- Work instructions -
Type out the records that follow, exactly as given.

- Materials provided -
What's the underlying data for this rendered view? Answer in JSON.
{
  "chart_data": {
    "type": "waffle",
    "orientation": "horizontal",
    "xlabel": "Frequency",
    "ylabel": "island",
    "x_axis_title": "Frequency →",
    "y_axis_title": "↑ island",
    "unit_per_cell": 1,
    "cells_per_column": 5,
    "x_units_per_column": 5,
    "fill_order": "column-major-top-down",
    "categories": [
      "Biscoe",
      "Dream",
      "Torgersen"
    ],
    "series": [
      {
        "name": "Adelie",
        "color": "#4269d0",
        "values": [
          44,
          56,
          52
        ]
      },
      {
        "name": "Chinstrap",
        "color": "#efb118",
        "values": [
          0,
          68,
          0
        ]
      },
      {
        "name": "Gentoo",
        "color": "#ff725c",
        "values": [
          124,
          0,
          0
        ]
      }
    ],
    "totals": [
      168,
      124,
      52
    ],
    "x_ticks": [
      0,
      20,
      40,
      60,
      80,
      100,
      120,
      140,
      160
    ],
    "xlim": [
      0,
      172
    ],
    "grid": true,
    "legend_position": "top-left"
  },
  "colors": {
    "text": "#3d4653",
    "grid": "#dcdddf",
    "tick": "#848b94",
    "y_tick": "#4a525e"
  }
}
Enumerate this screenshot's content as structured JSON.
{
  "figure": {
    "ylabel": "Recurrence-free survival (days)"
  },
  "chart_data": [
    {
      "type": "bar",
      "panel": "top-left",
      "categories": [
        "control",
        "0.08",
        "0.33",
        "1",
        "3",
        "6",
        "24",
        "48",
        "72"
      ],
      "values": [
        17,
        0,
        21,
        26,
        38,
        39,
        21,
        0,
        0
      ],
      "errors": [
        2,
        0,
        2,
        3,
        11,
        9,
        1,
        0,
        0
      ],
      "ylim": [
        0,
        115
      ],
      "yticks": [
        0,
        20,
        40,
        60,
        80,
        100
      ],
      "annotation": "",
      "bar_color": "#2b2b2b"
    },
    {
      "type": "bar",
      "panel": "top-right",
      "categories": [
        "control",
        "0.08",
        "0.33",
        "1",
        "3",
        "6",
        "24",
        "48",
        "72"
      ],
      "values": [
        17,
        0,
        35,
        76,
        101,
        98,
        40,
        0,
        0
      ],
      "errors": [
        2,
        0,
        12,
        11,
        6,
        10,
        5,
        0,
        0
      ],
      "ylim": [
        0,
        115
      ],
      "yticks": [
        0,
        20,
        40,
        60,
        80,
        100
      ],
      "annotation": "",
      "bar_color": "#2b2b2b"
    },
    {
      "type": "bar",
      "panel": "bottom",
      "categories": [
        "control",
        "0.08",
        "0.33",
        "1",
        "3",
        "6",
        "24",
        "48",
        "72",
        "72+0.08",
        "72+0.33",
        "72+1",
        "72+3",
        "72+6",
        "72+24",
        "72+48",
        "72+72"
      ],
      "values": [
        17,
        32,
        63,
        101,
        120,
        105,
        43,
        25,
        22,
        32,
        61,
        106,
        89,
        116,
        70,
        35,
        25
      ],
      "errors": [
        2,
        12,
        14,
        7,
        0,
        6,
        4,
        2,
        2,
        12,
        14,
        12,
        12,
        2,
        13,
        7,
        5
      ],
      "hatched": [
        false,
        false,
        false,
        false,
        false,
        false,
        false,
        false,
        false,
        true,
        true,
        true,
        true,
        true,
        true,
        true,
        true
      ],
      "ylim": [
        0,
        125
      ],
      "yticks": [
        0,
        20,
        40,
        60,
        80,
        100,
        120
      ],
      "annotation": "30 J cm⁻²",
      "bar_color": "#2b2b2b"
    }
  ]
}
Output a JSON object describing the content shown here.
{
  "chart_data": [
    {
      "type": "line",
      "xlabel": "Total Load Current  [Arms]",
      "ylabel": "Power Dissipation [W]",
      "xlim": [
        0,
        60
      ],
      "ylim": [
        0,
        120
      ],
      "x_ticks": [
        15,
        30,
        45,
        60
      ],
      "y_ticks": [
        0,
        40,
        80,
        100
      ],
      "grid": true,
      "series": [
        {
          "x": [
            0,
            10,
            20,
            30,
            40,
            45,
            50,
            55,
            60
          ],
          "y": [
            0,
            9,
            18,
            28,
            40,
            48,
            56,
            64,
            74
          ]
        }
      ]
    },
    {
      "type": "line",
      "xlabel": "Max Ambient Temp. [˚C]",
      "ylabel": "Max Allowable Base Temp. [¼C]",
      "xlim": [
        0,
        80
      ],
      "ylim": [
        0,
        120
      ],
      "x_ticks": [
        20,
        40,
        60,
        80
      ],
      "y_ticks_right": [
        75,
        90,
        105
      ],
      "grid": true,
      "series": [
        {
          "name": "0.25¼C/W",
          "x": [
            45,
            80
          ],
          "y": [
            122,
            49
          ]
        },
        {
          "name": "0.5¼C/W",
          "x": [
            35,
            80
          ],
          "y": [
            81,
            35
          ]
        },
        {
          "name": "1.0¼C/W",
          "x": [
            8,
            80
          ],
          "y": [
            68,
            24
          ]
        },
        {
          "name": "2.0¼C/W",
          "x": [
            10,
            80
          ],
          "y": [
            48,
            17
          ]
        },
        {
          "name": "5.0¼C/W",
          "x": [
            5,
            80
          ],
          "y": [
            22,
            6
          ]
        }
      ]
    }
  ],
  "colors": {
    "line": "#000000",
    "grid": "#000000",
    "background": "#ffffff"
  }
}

- Final answer -
What's the underlying data for this rendered view? Answer in JSON.
{
  "chart_data": {
    "type": "waffle",
    "orientation": "horizontal",
    "xlabel": "Frequency",
    "ylabel": "island",
    "x_axis_title": "Frequency →",
    "y_axis_title": "↑ island",
    "unit_per_cell": 1,
    "cells_per_column": 5,
    "x_units_per_column": 5,
    "fill_order": "column-major-top-down",
    "categories": [
      "Biscoe",
      "Dream",
      "Torgersen"
    ],
    "series": [
      {
        "name": "Adelie",
        "color": "#4269d0",
        "values": [
          44,
          56,
          52
        ]
      },
      {
        "name": "Chinstrap",
        "color": "#efb118",
        "values": [
          0,
          68,
          0
        ]
      },
      {
        "name": "Gentoo",
        "color": "#ff725c",
        "values": [
          124,
          0,
          0
        ]
      }
    ],
    "totals": [
      168,
      124,
      52
    ],
    "x_ticks": [
      0,
      20,
      40,
      60,
      80,
      100,
      120,
      140,
      160
    ],
    "xlim": [
      0,
      172
    ],
    "grid": true,
    "legend_position": "top-left"
  },
  "colors": {
    "text": "#3d4653",
    "grid": "#dcdddf",
    "tick": "#848b94",
    "y_tick": "#4a525e"
  }
}
Enumerate this screenshot's content as structured JSON.
{
  "figure": {
    "ylabel": "Recurrence-free survival (days)"
  },
  "chart_data": [
    {
      "type": "bar",
      "panel": "top-left",
      "categories": [
        "control",
        "0.08",
        "0.33",
        "1",
        "3",
        "6",
        "24",
        "48",
        "72"
      ],
      "values": [
        17,
        0,
        21,
        26,
        38,
        39,
        21,
        0,
        0
      ],
      "errors": [
        2,
        0,
        2,
        3,
        11,
        9,
        1,
        0,
        0
      ],
      "ylim": [
        0,
        115
      ],
      "yticks": [
        0,
        20,
        40,
        60,
        80,
        100
      ],
      "annotation": "",
      "bar_color": "#2b2b2b"
    },
    {
      "type": "bar",
      "panel": "top-right",
      "categories": [
        "control",
        "0.08",
        "0.33",
        "1",
        "3",
        "6",
        "24",
        "48",
        "72"
      ],
      "values": [
        17,
        0,
        35,
        76,
        101,
        98,
        40,
        0,
        0
      ],
      "errors": [
        2,
        0,
        12,
        11,
        6,
        10,
        5,
        0,
        0
      ],
      "ylim": [
        0,
        115
      ],
      "yticks": [
        0,
        20,
        40,
        60,
        80,
        100
      ],
      "annotation": "",
      "bar_color": "#2b2b2b"
    },
    {
      "type": "bar",
      "panel": "bottom",
      "categories": [
        "control",
        "0.08",
        "0.33",
        "1",
        "3",
        "6",
        "24",
        "48",
        "72",
        "72+0.08",
        "72+0.33",
        "72+1",
        "72+3",
        "72+6",
        "72+24",
        "72+48",
        "72+72"
      ],
      "values": [
        17,
        32,
        63,
        101,
        120,
        105,
        43,
        25,
        22,
        32,
        61,
        106,
        89,
        116,
        70,
        35,
        25
      ],
      "errors": [
        2,
        12,
        14,
        7,
        0,
        6,
        4,
        2,
        2,
        12,
        14,
        12,
        12,
        2,
        13,
        7,
        5
      ],
      "hatched": [
        false,
        false,
        false,
        false,
        false,
        false,
        false,
        false,
        false,
        true,
        true,
        true,
        true,
        true,
        true,
        true,
        true
      ],
      "ylim": [
        0,
        125
      ],
      "yticks": [
        0,
        20,
        40,
        60,
        80,
        100,
        120
      ],
      "annotation": "30 J cm⁻²",
      "bar_color": "#2b2b2b"
    }
  ]
}
Output a JSON object describing the content shown here.
{
  "chart_data": [
    {
      "type": "line",
      "xlabel": "Total Load Current  [Arms]",
      "ylabel": "Power Dissipation [W]",
      "xlim": [
        0,
        60
      ],
      "ylim": [
        0,
        120
      ],
      "x_ticks": [
        15,
        30,
        45,
        60
      ],
      "y_ticks": [
        0,
        40,
        80,
        100
      ],
      "grid": true,
      "series": [
        {
          "x": [
            0,
            10,
            20,
            30,
            40,
            45,
            50,
            55,
            60
          ],
          "y": [
            0,
            9,
            18,
            28,
            40,
            48,
            56,
            64,
            74
          ]
        }
      ]
    },
    {
      "type": "line",
      "xlabel": "Max Ambient Temp. [˚C]",
      "ylabel": "Max Allowable Base Temp. [¼C]",
      "xlim": [
        0,
        80
      ],
      "ylim": [
        0,
        120
      ],
      "x_ticks": [
        20,
        40,
        60,
        80
      ],
      "y_ticks_right": [
        75,
        90,
        105
      ],
      "grid": true,
      "series": [
        {
          "name": "0.25¼C/W",
          "x": [
            45,
            80
          ],
          "y": [
            122,
            49
          ]
        },
        {
          "name": "0.5¼C/W",
          "x": [
            35,
            80
          ],
          "y": [
            81,
            35
          ]
        },
        {
          "name": "1.0¼C/W",
          "x": [
            8,
            80
          ],
          "y": [
            68,
            24
          ]
        },
        {
          "name": "2.0¼C/W",
          "x": [
            10,
            80
          ],
          "y": [
            48,
            17
          ]
        },
        {
          "name": "5.0¼C/W",
          "x": [
            5,
            80
          ],
          "y": [
            22,
            6
          ]
        }
      ]
    }
  ],
  "colors": {
    "line": "#000000",
    "grid": "#000000",
    "background": "#ffffff"
  }
}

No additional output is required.